- _Task data_
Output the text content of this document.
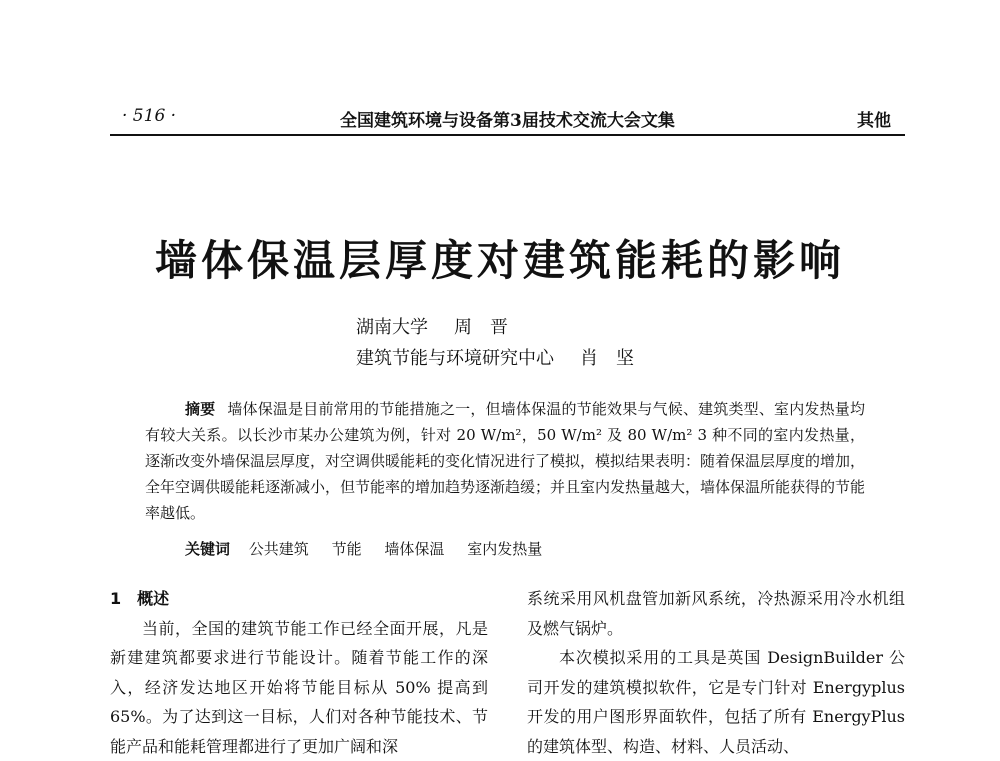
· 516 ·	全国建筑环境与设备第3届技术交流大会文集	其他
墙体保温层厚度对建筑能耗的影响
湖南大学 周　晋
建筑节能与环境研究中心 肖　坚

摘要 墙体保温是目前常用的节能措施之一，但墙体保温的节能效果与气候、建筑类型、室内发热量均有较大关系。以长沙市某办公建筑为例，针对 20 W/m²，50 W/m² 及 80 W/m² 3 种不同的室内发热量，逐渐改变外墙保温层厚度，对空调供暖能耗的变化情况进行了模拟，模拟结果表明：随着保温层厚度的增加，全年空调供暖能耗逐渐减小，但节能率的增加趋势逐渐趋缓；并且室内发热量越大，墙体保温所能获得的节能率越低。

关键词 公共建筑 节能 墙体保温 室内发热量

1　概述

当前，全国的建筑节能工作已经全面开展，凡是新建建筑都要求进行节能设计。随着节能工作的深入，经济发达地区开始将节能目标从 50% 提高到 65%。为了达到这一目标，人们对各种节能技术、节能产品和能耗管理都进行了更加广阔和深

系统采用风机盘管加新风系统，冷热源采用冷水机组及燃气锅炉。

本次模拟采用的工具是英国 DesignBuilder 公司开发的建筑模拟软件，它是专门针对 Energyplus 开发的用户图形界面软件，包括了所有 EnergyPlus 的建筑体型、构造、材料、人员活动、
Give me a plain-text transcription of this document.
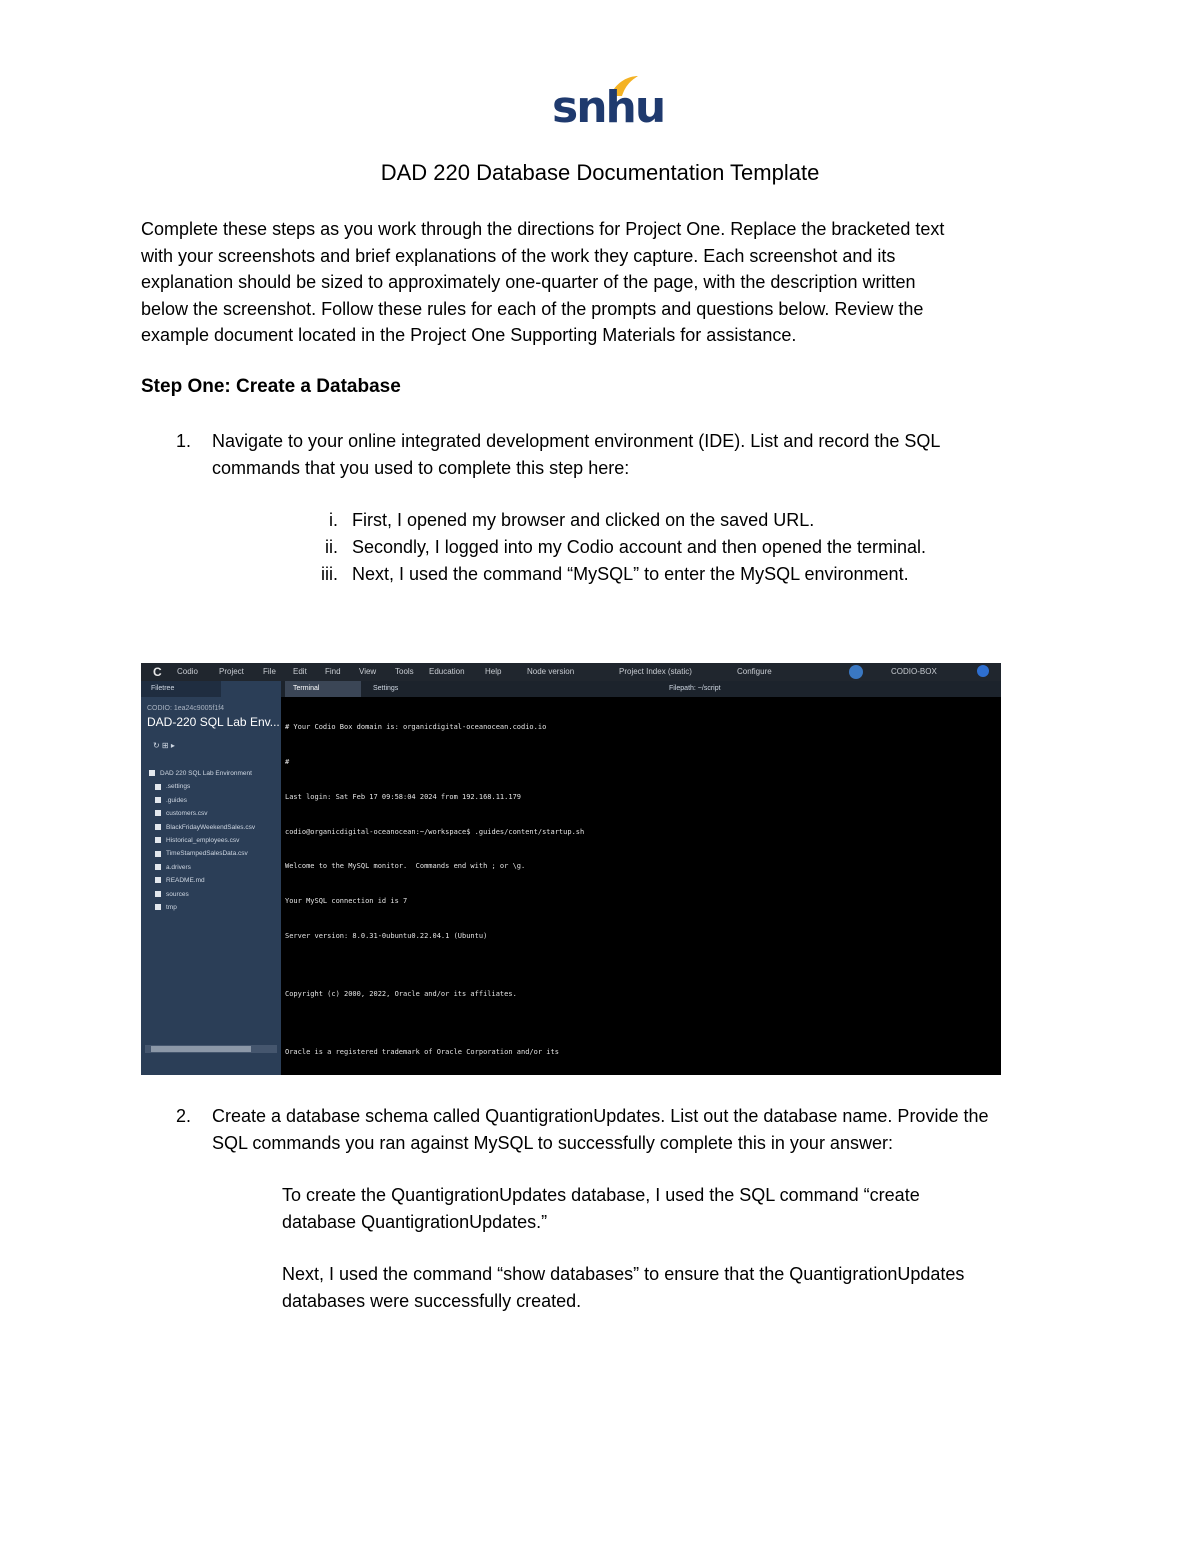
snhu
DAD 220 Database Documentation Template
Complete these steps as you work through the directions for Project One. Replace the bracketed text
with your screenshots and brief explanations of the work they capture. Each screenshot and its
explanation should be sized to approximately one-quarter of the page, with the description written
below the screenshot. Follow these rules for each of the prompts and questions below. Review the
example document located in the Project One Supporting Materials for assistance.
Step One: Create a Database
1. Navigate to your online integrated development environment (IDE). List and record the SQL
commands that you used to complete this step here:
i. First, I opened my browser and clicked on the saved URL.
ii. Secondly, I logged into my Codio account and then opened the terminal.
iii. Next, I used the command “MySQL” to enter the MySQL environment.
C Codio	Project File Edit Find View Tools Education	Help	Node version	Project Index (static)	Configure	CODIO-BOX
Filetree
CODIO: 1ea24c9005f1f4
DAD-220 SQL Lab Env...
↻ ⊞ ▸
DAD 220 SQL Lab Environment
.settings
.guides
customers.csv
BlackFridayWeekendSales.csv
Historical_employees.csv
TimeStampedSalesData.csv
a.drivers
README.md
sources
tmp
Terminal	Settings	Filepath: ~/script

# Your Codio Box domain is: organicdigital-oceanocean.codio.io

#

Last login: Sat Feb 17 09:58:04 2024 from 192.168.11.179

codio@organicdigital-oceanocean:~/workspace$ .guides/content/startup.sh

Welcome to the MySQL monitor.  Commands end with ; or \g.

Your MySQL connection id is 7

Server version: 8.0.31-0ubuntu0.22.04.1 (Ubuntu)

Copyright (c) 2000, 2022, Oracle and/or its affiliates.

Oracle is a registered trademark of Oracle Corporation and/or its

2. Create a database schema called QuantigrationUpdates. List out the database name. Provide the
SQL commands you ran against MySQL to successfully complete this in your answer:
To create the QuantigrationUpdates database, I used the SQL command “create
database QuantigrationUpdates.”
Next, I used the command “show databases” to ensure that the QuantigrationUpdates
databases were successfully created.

- _The request_
Set down all the data again exactly as above, pictures excluded.

- _Response to the exercise_
Output the text content of this document.
· 516 ·	全国建筑环境与设备第3届技术交流大会文集	其他
墙体保温层厚度对建筑能耗的影响
湖南大学 周　晋
建筑节能与环境研究中心 肖　坚

摘要 墙体保温是目前常用的节能措施之一，但墙体保温的节能效果与气候、建筑类型、室内发热量均有较大关系。以长沙市某办公建筑为例，针对 20 W/m²，50 W/m² 及 80 W/m² 3 种不同的室内发热量，逐渐改变外墙保温层厚度，对空调供暖能耗的变化情况进行了模拟，模拟结果表明：随着保温层厚度的增加，全年空调供暖能耗逐渐减小，但节能率的增加趋势逐渐趋缓；并且室内发热量越大，墙体保温所能获得的节能率越低。

关键词 公共建筑 节能 墙体保温 室内发热量

1　概述

当前，全国的建筑节能工作已经全面开展，凡是新建建筑都要求进行节能设计。随着节能工作的深入，经济发达地区开始将节能目标从 50% 提高到 65%。为了达到这一目标，人们对各种节能技术、节能产品和能耗管理都进行了更加广阔和深

系统采用风机盘管加新风系统，冷热源采用冷水机组及燃气锅炉。

本次模拟采用的工具是英国 DesignBuilder 公司开发的建筑模拟软件，它是专门针对 Energyplus 开发的用户图形界面软件，包括了所有 EnergyPlus 的建筑体型、构造、材料、人员活动、
Give me a plain-text transcription of this document.
snhu
DAD 220 Database Documentation Template
Complete these steps as you work through the directions for Project One. Replace the bracketed text
with your screenshots and brief explanations of the work they capture. Each screenshot and its
explanation should be sized to approximately one-quarter of the page, with the description written
below the screenshot. Follow these rules for each of the prompts and questions below. Review the
example document located in the Project One Supporting Materials for assistance.
Step One: Create a Database
1. Navigate to your online integrated development environment (IDE). List and record the SQL
commands that you used to complete this step here:
i. First, I opened my browser and clicked on the saved URL.
ii. Secondly, I logged into my Codio account and then opened the terminal.
iii. Next, I used the command “MySQL” to enter the MySQL environment.
C Codio	Project File Edit Find View Tools Education	Help	Node version	Project Index (static)	Configure	CODIO-BOX
Filetree
CODIO: 1ea24c9005f1f4
DAD-220 SQL Lab Env...
↻ ⊞ ▸
DAD 220 SQL Lab Environment
.settings
.guides
customers.csv
BlackFridayWeekendSales.csv
Historical_employees.csv
TimeStampedSalesData.csv
a.drivers
README.md
sources
tmp
Terminal	Settings	Filepath: ~/script

# Your Codio Box domain is: organicdigital-oceanocean.codio.io

#

Last login: Sat Feb 17 09:58:04 2024 from 192.168.11.179

codio@organicdigital-oceanocean:~/workspace$ .guides/content/startup.sh

Welcome to the MySQL monitor.  Commands end with ; or \g.

Your MySQL connection id is 7

Server version: 8.0.31-0ubuntu0.22.04.1 (Ubuntu)

Copyright (c) 2000, 2022, Oracle and/or its affiliates.

Oracle is a registered trademark of Oracle Corporation and/or its

2. Create a database schema called QuantigrationUpdates. List out the database name. Provide the
SQL commands you ran against MySQL to successfully complete this in your answer:
To create the QuantigrationUpdates database, I used the SQL command “create
database QuantigrationUpdates.”
Next, I used the command “show databases” to ensure that the QuantigrationUpdates
databases were successfully created.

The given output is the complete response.